▶ _Раздел документа_

+ + + + + + +

О памятниках «нерукотворных»

В 2009 году в Британии популярным певцом Марком Алмондом был выпущен диск с кавер-версиями песен Вадима Козина на английском языке. И конечно, главный «нерукотворный памятник» — его песни, в том числе и эта: «Песня о первом золотоискателе». Автор слов, записано: «В. Гольдовская». (Псевдоним или удивительное совпадение?) Музык В. Козина: 

Отстегну я пуговку у ворота,
Закурю и песню запою.
Кто сказал, что лето слишком коротко
В золотом загадочном краю?

… … …
Специализированный поиск возможно и пополнит сей список песен о золоте, но, полагаю, количество все равно будет невелико. Но… — качество любого «хит-парада» мира поднимут, даже вознесут два песенных шедевра, посвященных краю первой российской серебро- и золотодобычи. Край этот огромен, но две гениальные равновеликие песни, удивительным образом «сужая круг», подводят нас практически к одной точке. Там, где Забайкалье встречается с Байкалом, а каторжанин — со Свободой. Поистине поразительное «месторождение»: два крупнейших самородка русского искусства обретены, пошли в народ — практически из одного пункта, маленького отрезка, части огромной страны. Справочники сообщают: «По диким степям Забайкалья» — « русская народная песня литературного происхождения», автор слов — Иван Кондратьев. Правда, называют и других авторов, но в большинстве источников — он. «Славное море — священный Байкал» — романс на стихи Дмитрия Давыдова. В обоих случаях указано: музыка народная. А «народ», если без околичностей — каторжники, зэки 19-го, 18-го веков.

+ + + + + + +

▶ _Поставленная задача 1_
Перепишите отрывок о «нерукотворных» памятниках на участке от «В 2009 году» до «золотом загадочном краю?», заменив «золотом» на «серебряном».
▶ _Поставленная задача 2_
Ответьте по отрывку о «нерукотворных» памятниках:
(a) В каком году Марк Алмонд выпустил диск с кавер-версиями песен Вадима Козина?
(b) Кого большинство источников называет автором слов песни «По диким степям Забайкалья»?
(c) На чьи стихи написан романс «Славное море — священный Байкал»?

▶ _Исходные данные_
+ + + + + + +

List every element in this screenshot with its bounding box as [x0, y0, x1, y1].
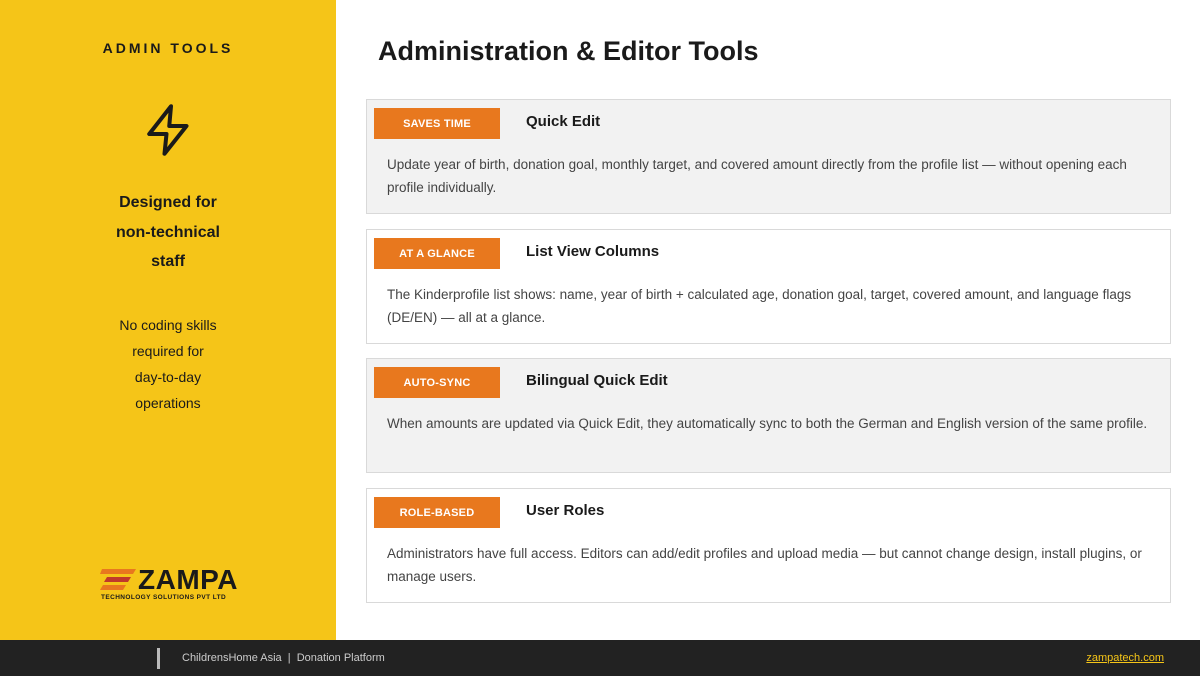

+ + + + + + +

▶ _Верный результат 1_
В 2009 году в Британии популярным певцом Марком Алмондом был выпущен диск с кавер-версиями песен Вадима Козина на английском языке. И конечно, главный «нерукотворный памятник» — его песни, в том числе и эта: «Песня о первом золотоискателе». Автор слов, записано: «В. Гольдовская». (Псевдоним или удивительное совпадение?) Музык В. Козина: 

Отстегну я пуговку у ворота,
Закурю и песню запою.
Кто сказал, что лето слишком коротко
В серебряном загадочном краю?

▶ _Верный результат 2_
(a) В 2009 году.
(b) Ивана Кондратьева.
(c) На стихи Дмитрия Давыдова.